» **RECORDS FOR THE EXERCISE**:
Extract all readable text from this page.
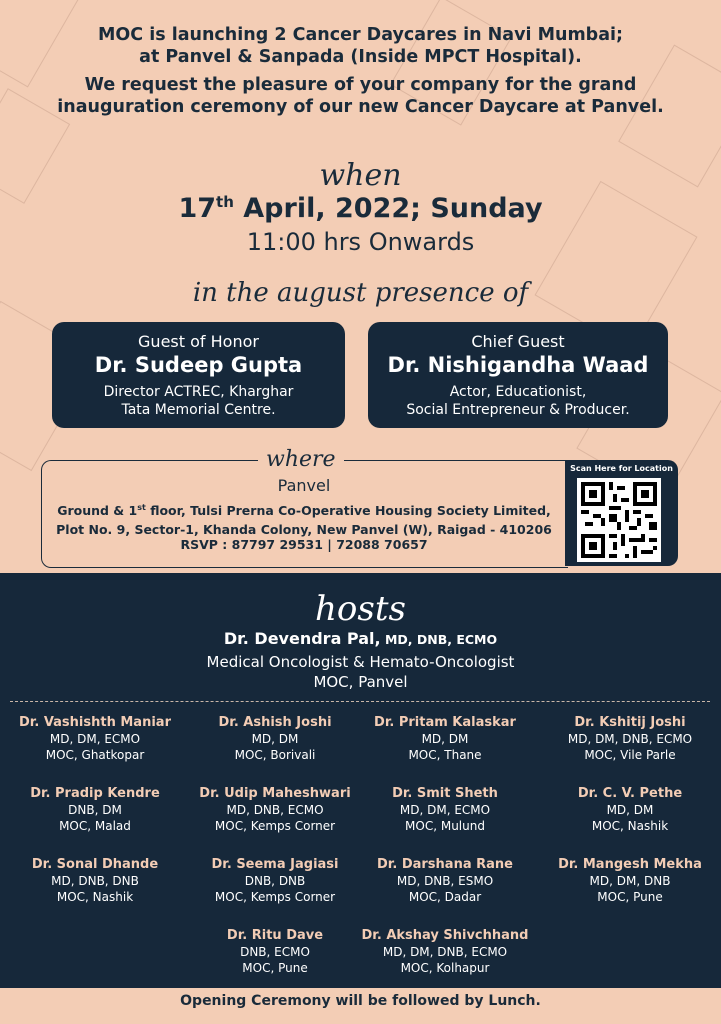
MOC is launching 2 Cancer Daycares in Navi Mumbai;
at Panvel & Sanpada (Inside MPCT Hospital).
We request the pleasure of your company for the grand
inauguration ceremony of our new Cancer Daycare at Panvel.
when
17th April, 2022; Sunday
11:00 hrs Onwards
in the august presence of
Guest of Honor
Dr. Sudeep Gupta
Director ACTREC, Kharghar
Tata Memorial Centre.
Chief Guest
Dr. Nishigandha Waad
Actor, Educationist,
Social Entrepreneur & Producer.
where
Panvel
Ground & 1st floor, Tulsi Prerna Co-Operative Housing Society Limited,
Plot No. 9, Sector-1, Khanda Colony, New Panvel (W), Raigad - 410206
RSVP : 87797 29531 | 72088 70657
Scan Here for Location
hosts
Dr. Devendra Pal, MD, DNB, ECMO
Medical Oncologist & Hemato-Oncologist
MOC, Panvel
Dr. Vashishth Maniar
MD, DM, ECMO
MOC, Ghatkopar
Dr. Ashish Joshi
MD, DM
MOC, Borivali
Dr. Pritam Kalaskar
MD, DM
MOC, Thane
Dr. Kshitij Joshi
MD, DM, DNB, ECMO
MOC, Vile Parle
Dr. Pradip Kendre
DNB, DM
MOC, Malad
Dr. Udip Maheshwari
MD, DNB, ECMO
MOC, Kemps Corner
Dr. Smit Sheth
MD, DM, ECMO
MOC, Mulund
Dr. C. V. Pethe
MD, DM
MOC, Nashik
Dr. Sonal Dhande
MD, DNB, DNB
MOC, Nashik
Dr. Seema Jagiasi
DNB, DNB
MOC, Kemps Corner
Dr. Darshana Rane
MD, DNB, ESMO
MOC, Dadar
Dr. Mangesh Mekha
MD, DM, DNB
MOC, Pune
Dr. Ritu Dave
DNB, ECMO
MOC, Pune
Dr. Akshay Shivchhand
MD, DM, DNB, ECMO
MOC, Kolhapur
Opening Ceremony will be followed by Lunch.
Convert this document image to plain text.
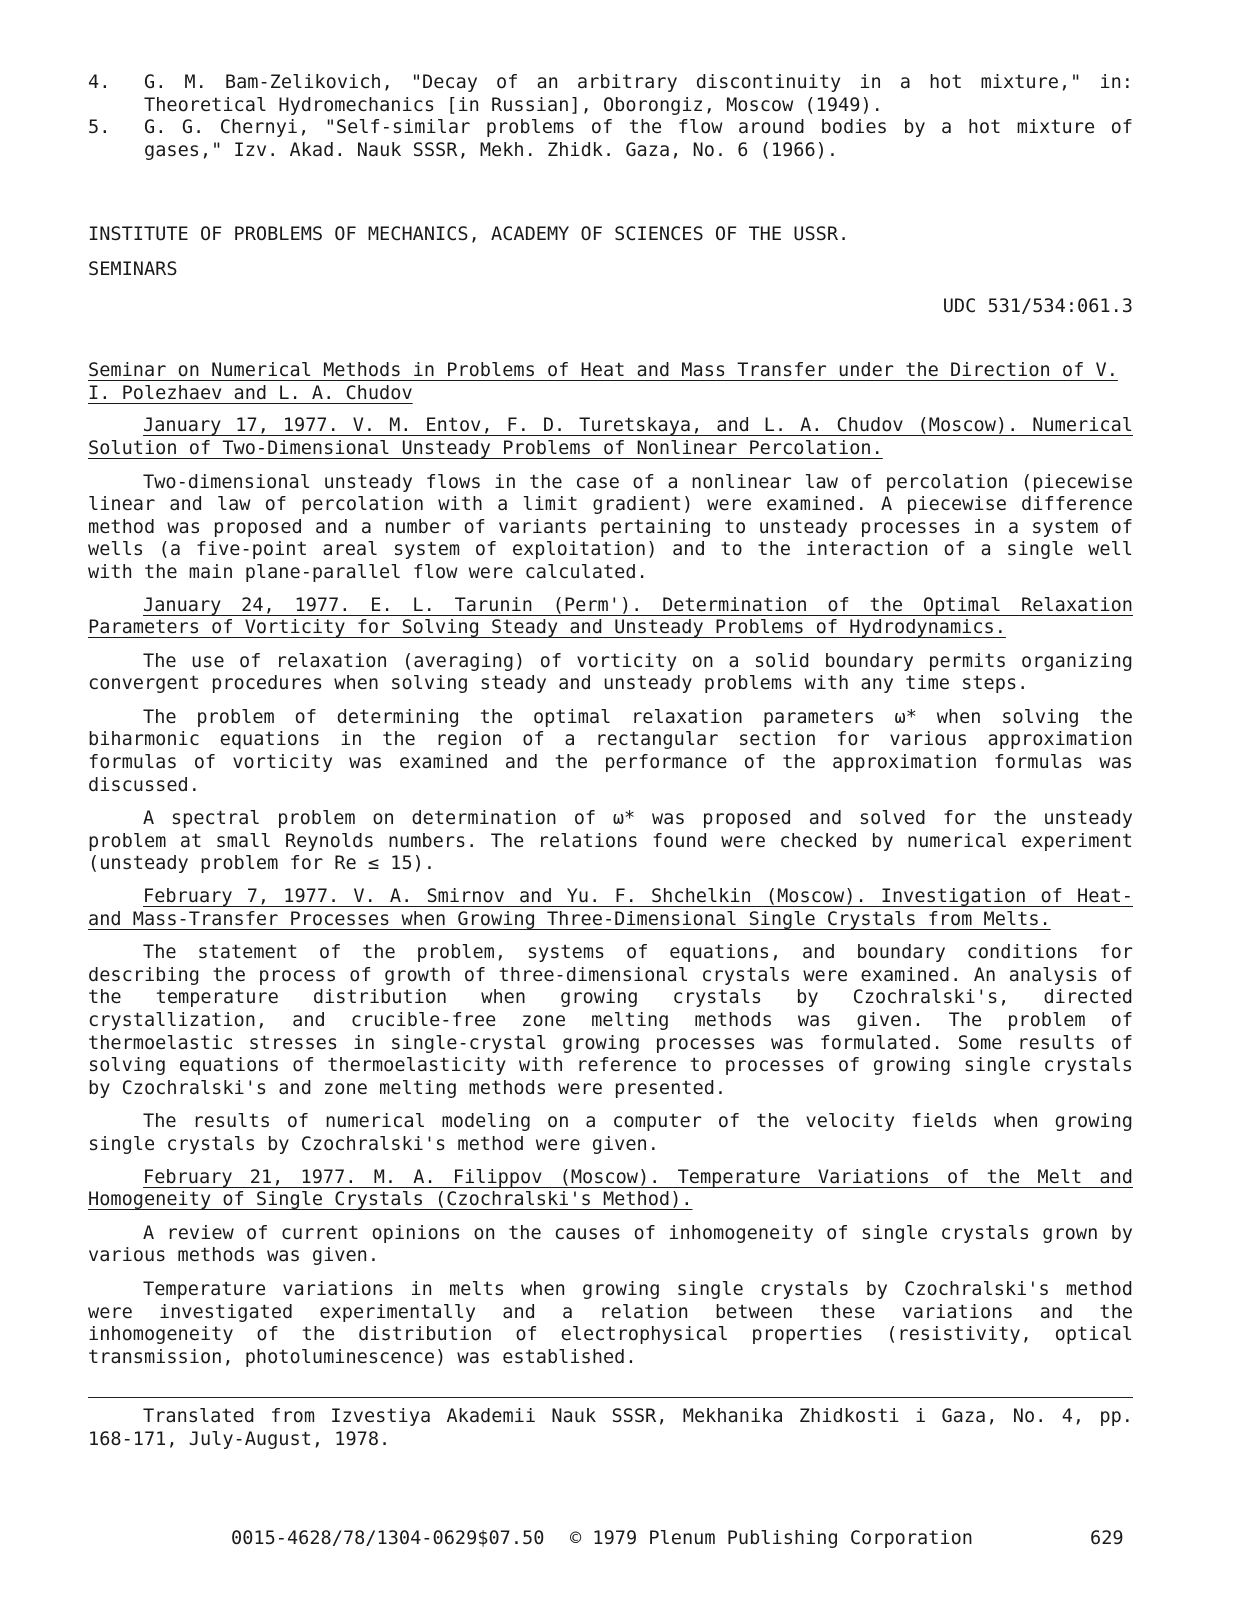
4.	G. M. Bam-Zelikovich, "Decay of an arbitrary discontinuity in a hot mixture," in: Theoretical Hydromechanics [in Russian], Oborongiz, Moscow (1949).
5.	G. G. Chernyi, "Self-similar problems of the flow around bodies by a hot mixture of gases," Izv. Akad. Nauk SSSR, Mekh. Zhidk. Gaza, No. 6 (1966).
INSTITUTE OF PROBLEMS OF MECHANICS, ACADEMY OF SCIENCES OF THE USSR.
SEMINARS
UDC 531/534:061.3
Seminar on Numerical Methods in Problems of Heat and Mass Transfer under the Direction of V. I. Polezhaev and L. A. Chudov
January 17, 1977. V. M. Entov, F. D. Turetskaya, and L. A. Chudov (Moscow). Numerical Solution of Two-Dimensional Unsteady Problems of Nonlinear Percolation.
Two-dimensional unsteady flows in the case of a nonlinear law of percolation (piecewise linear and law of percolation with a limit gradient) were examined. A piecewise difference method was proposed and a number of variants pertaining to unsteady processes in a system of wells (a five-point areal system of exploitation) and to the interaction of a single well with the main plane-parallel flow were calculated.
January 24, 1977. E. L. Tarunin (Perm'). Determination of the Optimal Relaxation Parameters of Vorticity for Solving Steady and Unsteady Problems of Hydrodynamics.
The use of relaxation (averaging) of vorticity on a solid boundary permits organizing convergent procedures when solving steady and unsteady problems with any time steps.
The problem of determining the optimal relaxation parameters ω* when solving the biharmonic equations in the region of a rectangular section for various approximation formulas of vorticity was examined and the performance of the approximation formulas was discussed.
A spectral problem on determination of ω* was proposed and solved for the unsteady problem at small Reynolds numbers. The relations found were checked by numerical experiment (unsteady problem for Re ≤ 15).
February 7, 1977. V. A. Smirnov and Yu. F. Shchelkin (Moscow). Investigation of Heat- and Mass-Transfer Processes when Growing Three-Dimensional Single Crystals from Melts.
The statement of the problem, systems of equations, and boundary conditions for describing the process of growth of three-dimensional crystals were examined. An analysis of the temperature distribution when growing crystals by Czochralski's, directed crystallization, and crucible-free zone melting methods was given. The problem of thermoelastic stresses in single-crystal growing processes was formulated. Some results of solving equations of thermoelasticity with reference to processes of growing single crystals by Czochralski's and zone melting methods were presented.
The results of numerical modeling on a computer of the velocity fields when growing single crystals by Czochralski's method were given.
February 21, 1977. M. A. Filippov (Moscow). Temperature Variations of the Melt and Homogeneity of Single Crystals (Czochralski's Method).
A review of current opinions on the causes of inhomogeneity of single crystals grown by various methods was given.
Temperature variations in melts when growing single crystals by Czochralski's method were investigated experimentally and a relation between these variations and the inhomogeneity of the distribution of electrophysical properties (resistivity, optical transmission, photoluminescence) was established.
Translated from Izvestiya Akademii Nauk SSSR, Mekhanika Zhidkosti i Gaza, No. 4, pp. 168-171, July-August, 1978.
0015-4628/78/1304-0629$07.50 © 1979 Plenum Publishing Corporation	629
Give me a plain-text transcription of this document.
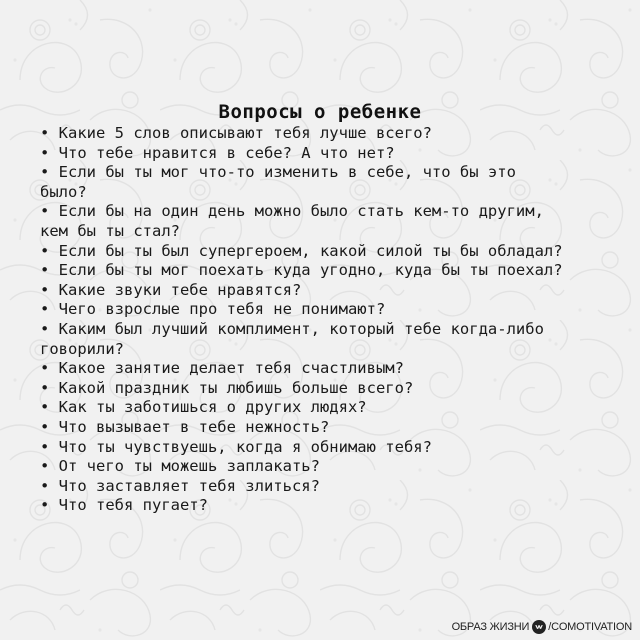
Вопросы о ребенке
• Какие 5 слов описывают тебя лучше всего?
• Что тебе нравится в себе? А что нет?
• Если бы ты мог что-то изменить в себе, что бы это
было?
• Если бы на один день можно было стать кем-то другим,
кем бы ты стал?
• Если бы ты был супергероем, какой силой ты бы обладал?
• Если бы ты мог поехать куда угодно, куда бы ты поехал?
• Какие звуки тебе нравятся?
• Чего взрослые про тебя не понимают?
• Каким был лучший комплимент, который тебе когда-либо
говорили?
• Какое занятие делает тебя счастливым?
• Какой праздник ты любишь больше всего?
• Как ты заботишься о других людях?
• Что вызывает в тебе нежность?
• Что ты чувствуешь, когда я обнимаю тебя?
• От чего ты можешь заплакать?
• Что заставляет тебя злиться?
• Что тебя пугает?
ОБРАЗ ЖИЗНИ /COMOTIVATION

» **PROBLEM REQUIREMENTS**: Transcribe each entry precisely as given, leaving the pictures out.

» **CORRECT RESULT**:
Extract all readable text from this page.
MOC is launching 2 Cancer Daycares in Navi Mumbai;
at Panvel & Sanpada (Inside MPCT Hospital).
We request the pleasure of your company for the grand
inauguration ceremony of our new Cancer Daycare at Panvel.
when
17th April, 2022; Sunday
11:00 hrs Onwards
in the august presence of
Guest of Honor
Dr. Sudeep Gupta
Director ACTREC, Kharghar
Tata Memorial Centre.
Chief Guest
Dr. Nishigandha Waad
Actor, Educationist,
Social Entrepreneur & Producer.
where
Panvel
Ground & 1st floor, Tulsi Prerna Co-Operative Housing Society Limited,
Plot No. 9, Sector-1, Khanda Colony, New Panvel (W), Raigad - 410206
RSVP : 87797 29531 | 72088 70657
Scan Here for Location
hosts
Dr. Devendra Pal, MD, DNB, ECMO
Medical Oncologist & Hemato-Oncologist
MOC, Panvel
Dr. Vashishth Maniar
MD, DM, ECMO
MOC, Ghatkopar
Dr. Ashish Joshi
MD, DM
MOC, Borivali
Dr. Pritam Kalaskar
MD, DM
MOC, Thane
Dr. Kshitij Joshi
MD, DM, DNB, ECMO
MOC, Vile Parle
Dr. Pradip Kendre
DNB, DM
MOC, Malad
Dr. Udip Maheshwari
MD, DNB, ECMO
MOC, Kemps Corner
Dr. Smit Sheth
MD, DM, ECMO
MOC, Mulund
Dr. C. V. Pethe
MD, DM
MOC, Nashik
Dr. Sonal Dhande
MD, DNB, DNB
MOC, Nashik
Dr. Seema Jagiasi
DNB, DNB
MOC, Kemps Corner
Dr. Darshana Rane
MD, DNB, ESMO
MOC, Dadar
Dr. Mangesh Mekha
MD, DM, DNB
MOC, Pune
Dr. Ritu Dave
DNB, ECMO
MOC, Pune
Dr. Akshay Shivchhand
MD, DM, DNB, ECMO
MOC, Kolhapur
Opening Ceremony will be followed by Lunch.
Convert this document image to plain text.
4.	G. M. Bam-Zelikovich, "Decay of an arbitrary discontinuity in a hot mixture," in: Theoretical Hydromechanics [in Russian], Oborongiz, Moscow (1949).
5.	G. G. Chernyi, "Self-similar problems of the flow around bodies by a hot mixture of gases," Izv. Akad. Nauk SSSR, Mekh. Zhidk. Gaza, No. 6 (1966).
INSTITUTE OF PROBLEMS OF MECHANICS, ACADEMY OF SCIENCES OF THE USSR.
SEMINARS
UDC 531/534:061.3
Seminar on Numerical Methods in Problems of Heat and Mass Transfer under the Direction of V. I. Polezhaev and L. A. Chudov
January 17, 1977. V. M. Entov, F. D. Turetskaya, and L. A. Chudov (Moscow). Numerical Solution of Two-Dimensional Unsteady Problems of Nonlinear Percolation.
Two-dimensional unsteady flows in the case of a nonlinear law of percolation (piecewise linear and law of percolation with a limit gradient) were examined. A piecewise difference method was proposed and a number of variants pertaining to unsteady processes in a system of wells (a five-point areal system of exploitation) and to the interaction of a single well with the main plane-parallel flow were calculated.
January 24, 1977. E. L. Tarunin (Perm'). Determination of the Optimal Relaxation Parameters of Vorticity for Solving Steady and Unsteady Problems of Hydrodynamics.
The use of relaxation (averaging) of vorticity on a solid boundary permits organizing convergent procedures when solving steady and unsteady problems with any time steps.
The problem of determining the optimal relaxation parameters ω* when solving the biharmonic equations in the region of a rectangular section for various approximation formulas of vorticity was examined and the performance of the approximation formulas was discussed.
A spectral problem on determination of ω* was proposed and solved for the unsteady problem at small Reynolds numbers. The relations found were checked by numerical experiment (unsteady problem for Re ≤ 15).
February 7, 1977. V. A. Smirnov and Yu. F. Shchelkin (Moscow). Investigation of Heat- and Mass-Transfer Processes when Growing Three-Dimensional Single Crystals from Melts.
The statement of the problem, systems of equations, and boundary conditions for describing the process of growth of three-dimensional crystals were examined. An analysis of the temperature distribution when growing crystals by Czochralski's, directed crystallization, and crucible-free zone melting methods was given. The problem of thermoelastic stresses in single-crystal growing processes was formulated. Some results of solving equations of thermoelasticity with reference to processes of growing single crystals by Czochralski's and zone melting methods were presented.
The results of numerical modeling on a computer of the velocity fields when growing single crystals by Czochralski's method were given.
February 21, 1977. M. A. Filippov (Moscow). Temperature Variations of the Melt and Homogeneity of Single Crystals (Czochralski's Method).
A review of current opinions on the causes of inhomogeneity of single crystals grown by various methods was given.
Temperature variations in melts when growing single crystals by Czochralski's method were investigated experimentally and a relation between these variations and the inhomogeneity of the distribution of electrophysical properties (resistivity, optical transmission, photoluminescence) was established.
Translated from Izvestiya Akademii Nauk SSSR, Mekhanika Zhidkosti i Gaza, No. 4, pp. 168-171, July-August, 1978.
0015-4628/78/1304-0629$07.50 © 1979 Plenum Publishing Corporation	629
Give me a plain-text transcription of this document.
Вопросы о ребенке
• Какие 5 слов описывают тебя лучше всего?
• Что тебе нравится в себе? А что нет?
• Если бы ты мог что-то изменить в себе, что бы это
было?
• Если бы на один день можно было стать кем-то другим,
кем бы ты стал?
• Если бы ты был супергероем, какой силой ты бы обладал?
• Если бы ты мог поехать куда угодно, куда бы ты поехал?
• Какие звуки тебе нравятся?
• Чего взрослые про тебя не понимают?
• Каким был лучший комплимент, который тебе когда-либо
говорили?
• Какое занятие делает тебя счастливым?
• Какой праздник ты любишь больше всего?
• Как ты заботишься о других людях?
• Что вызывает в тебе нежность?
• Что ты чувствуешь, когда я обнимаю тебя?
• От чего ты можешь заплакать?
• Что заставляет тебя злиться?
• Что тебя пугает?
ОБРАЗ ЖИЗНИ /COMOTIVATION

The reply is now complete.